▶ [Data to use]:

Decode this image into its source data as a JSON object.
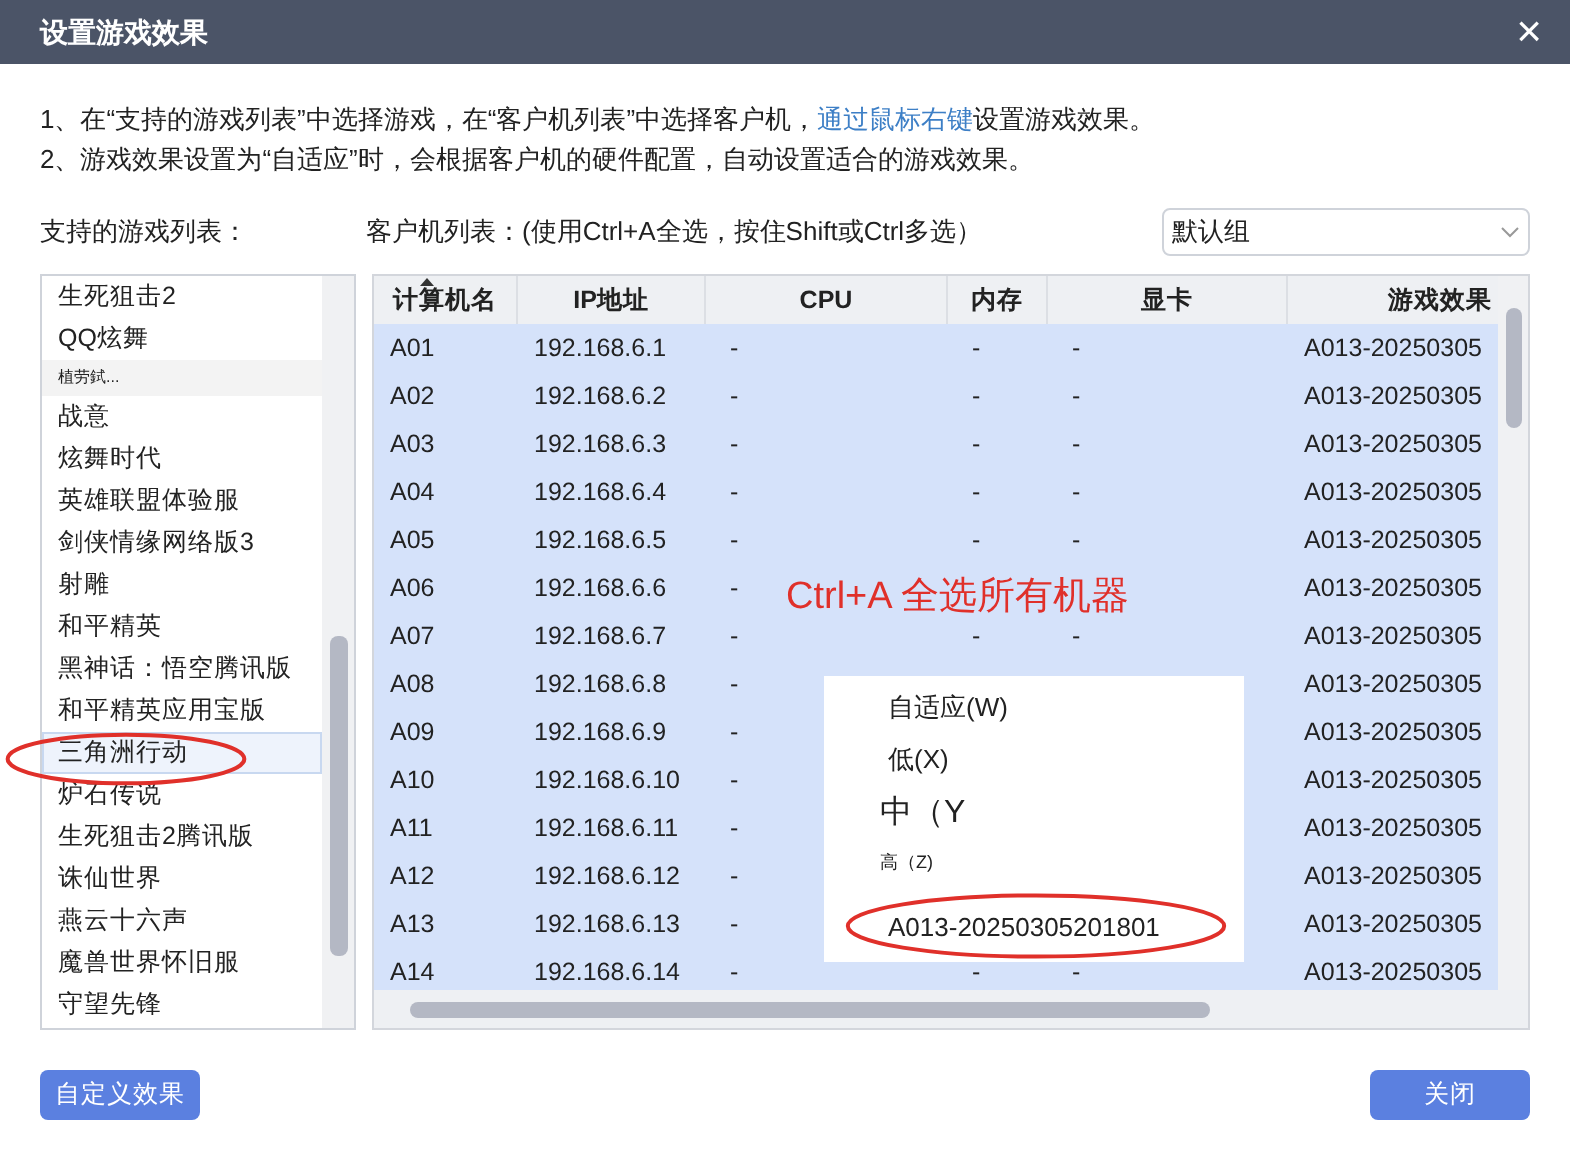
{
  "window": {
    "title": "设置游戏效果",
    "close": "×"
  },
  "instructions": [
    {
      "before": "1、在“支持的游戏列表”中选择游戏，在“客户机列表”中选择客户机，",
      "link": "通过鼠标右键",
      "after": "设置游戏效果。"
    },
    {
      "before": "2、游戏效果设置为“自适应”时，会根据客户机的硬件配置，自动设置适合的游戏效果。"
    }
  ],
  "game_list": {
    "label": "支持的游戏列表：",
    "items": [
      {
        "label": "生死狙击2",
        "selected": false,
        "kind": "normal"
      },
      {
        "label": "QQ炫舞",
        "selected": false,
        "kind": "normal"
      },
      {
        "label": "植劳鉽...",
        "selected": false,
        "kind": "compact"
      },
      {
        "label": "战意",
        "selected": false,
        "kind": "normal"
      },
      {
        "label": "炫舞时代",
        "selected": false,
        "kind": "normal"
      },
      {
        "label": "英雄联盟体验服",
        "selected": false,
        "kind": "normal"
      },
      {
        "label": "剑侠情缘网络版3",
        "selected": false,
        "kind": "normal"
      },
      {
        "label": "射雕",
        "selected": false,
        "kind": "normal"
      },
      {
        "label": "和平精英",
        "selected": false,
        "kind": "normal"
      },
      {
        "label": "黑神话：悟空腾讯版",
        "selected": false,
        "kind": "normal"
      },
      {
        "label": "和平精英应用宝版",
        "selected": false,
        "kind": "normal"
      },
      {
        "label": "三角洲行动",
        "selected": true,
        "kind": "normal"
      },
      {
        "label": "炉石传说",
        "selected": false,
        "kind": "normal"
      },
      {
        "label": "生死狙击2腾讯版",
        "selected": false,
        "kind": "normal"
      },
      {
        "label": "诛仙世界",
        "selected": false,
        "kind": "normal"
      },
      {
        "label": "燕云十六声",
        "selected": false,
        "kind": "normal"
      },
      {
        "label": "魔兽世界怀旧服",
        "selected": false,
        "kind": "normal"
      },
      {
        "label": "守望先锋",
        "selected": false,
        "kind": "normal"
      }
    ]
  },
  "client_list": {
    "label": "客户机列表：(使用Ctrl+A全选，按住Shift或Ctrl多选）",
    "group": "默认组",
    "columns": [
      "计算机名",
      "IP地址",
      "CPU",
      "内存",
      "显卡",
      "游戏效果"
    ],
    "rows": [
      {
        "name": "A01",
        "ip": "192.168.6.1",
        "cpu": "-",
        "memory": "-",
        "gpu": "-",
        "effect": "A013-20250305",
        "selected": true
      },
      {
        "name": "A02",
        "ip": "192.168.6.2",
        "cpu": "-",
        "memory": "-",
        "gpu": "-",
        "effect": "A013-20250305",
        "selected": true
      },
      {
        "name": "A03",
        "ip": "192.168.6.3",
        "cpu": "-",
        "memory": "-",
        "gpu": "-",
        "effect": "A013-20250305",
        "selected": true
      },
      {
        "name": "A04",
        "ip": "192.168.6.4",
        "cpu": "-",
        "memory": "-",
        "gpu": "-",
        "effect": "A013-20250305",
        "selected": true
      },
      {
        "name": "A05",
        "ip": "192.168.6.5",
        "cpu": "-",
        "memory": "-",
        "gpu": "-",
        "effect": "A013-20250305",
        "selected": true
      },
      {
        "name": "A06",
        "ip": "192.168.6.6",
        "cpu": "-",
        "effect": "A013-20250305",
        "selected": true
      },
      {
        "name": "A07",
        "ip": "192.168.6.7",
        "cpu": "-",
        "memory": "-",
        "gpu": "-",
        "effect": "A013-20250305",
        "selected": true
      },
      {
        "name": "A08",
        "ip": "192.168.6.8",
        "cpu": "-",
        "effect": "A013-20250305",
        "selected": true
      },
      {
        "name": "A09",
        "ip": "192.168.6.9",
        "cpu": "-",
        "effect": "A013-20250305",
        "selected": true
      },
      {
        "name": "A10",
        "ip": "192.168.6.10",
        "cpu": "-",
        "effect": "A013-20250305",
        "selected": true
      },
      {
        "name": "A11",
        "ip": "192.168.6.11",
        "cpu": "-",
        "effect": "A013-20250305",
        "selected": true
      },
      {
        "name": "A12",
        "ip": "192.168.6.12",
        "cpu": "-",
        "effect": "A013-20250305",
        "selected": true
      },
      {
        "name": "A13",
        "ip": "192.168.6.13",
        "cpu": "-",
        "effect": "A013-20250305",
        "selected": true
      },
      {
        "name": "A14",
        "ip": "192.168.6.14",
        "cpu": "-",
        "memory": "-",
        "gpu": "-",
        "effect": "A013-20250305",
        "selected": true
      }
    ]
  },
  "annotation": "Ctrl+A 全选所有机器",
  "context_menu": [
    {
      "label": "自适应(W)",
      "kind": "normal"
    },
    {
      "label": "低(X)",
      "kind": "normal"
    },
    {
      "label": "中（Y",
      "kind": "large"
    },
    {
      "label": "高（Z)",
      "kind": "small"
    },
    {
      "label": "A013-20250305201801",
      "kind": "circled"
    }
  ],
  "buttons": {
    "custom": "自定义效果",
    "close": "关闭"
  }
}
* * *
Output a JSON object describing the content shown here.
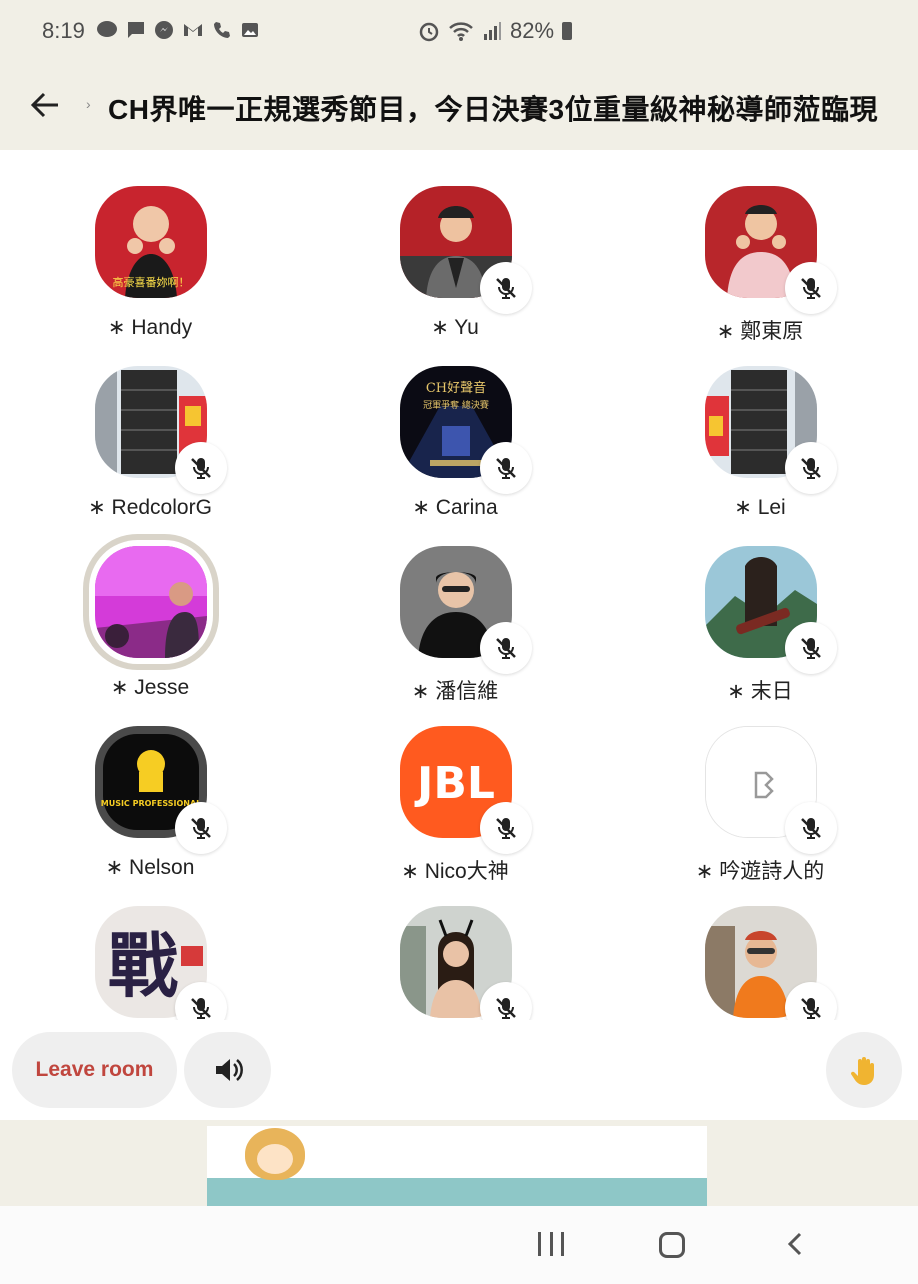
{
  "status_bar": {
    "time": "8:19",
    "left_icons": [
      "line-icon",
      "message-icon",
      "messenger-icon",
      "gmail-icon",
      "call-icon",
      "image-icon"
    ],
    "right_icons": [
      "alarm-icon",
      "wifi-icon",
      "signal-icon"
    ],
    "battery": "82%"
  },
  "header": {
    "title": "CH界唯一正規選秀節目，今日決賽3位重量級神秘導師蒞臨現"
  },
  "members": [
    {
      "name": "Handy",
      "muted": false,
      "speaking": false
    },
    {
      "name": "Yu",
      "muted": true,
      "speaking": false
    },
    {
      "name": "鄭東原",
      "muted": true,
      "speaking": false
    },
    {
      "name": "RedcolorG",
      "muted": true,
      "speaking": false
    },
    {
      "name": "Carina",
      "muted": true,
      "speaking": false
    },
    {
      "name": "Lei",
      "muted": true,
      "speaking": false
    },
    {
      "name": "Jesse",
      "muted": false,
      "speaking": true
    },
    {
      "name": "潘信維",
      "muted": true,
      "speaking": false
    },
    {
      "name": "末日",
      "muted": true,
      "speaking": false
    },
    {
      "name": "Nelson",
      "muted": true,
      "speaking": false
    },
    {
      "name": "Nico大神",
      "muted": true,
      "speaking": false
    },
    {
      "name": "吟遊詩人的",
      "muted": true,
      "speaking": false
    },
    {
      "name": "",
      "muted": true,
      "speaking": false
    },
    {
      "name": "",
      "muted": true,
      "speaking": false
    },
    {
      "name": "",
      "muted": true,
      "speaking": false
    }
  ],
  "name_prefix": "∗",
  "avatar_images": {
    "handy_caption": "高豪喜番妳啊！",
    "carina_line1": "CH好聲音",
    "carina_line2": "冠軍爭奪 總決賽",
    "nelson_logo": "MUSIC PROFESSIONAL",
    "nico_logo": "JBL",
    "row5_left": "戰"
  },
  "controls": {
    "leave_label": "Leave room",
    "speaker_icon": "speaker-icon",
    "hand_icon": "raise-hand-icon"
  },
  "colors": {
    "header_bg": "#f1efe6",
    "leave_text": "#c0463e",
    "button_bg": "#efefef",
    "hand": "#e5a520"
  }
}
==
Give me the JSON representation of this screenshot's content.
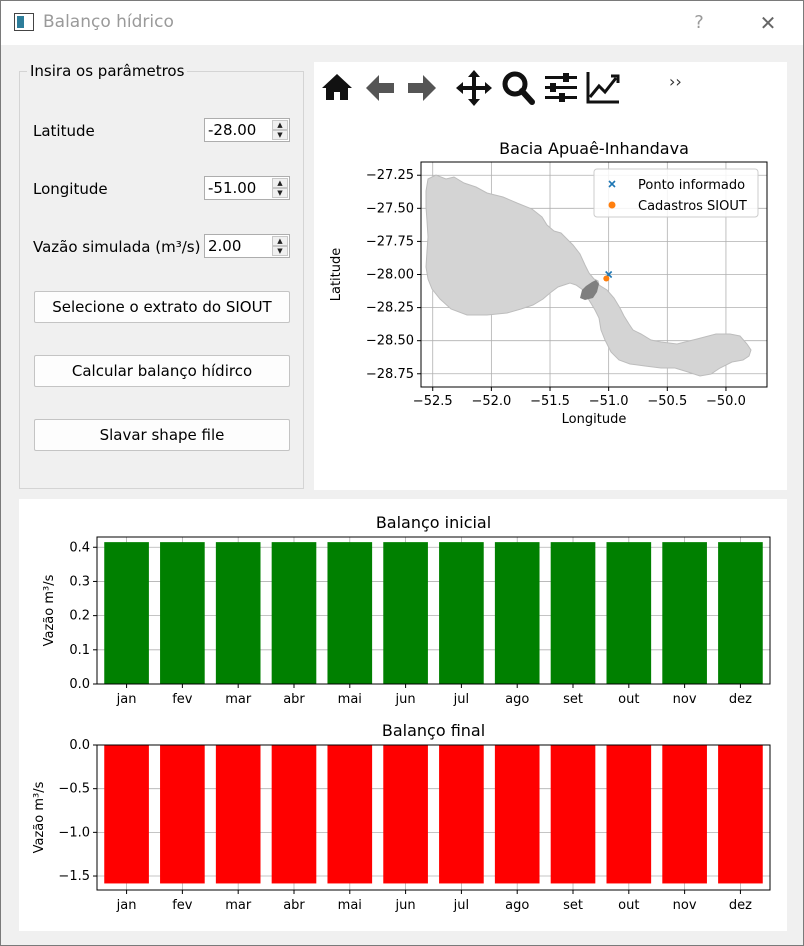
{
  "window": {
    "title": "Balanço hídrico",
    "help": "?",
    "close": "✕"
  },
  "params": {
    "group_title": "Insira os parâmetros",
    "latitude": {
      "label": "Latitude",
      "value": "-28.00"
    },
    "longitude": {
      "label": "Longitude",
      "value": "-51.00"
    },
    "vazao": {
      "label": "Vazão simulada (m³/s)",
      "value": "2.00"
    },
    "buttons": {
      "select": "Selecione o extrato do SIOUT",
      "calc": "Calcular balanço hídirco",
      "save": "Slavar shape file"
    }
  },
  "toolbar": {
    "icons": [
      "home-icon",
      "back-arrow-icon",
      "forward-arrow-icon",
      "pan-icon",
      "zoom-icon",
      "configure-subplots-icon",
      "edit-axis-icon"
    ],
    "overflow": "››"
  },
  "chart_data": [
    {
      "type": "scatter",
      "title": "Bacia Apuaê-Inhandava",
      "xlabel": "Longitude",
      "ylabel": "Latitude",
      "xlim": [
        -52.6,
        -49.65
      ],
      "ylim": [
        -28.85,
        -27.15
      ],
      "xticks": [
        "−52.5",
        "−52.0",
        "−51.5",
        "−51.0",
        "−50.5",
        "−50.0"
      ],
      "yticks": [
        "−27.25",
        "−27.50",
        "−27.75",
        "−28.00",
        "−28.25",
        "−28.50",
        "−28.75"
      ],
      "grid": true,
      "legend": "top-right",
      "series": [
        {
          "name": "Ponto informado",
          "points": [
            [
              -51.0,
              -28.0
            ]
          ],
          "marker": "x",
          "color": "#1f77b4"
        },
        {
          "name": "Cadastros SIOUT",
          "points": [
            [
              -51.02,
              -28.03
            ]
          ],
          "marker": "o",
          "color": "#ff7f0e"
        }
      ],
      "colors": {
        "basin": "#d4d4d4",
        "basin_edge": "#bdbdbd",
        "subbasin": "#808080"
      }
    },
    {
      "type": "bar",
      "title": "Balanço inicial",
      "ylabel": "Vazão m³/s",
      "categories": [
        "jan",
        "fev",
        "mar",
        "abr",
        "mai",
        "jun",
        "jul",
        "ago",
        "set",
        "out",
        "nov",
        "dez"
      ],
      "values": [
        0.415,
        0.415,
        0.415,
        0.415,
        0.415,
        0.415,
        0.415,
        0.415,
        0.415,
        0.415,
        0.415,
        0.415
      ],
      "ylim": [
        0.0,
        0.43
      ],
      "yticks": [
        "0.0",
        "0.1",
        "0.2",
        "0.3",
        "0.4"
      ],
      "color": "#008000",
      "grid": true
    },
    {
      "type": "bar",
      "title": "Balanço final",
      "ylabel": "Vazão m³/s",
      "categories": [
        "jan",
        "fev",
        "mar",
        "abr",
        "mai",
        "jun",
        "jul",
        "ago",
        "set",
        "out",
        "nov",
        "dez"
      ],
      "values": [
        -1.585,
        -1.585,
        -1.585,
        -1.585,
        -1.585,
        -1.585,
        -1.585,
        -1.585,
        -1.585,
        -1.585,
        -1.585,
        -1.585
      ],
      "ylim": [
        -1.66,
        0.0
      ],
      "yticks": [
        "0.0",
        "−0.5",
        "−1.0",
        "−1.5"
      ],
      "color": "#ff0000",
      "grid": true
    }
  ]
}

▶ [Task]:
Your task is to report how many lines of the material include the string "支持的游戏列表". Give the number and no other words.

▶ [Reply to the exercise]:
2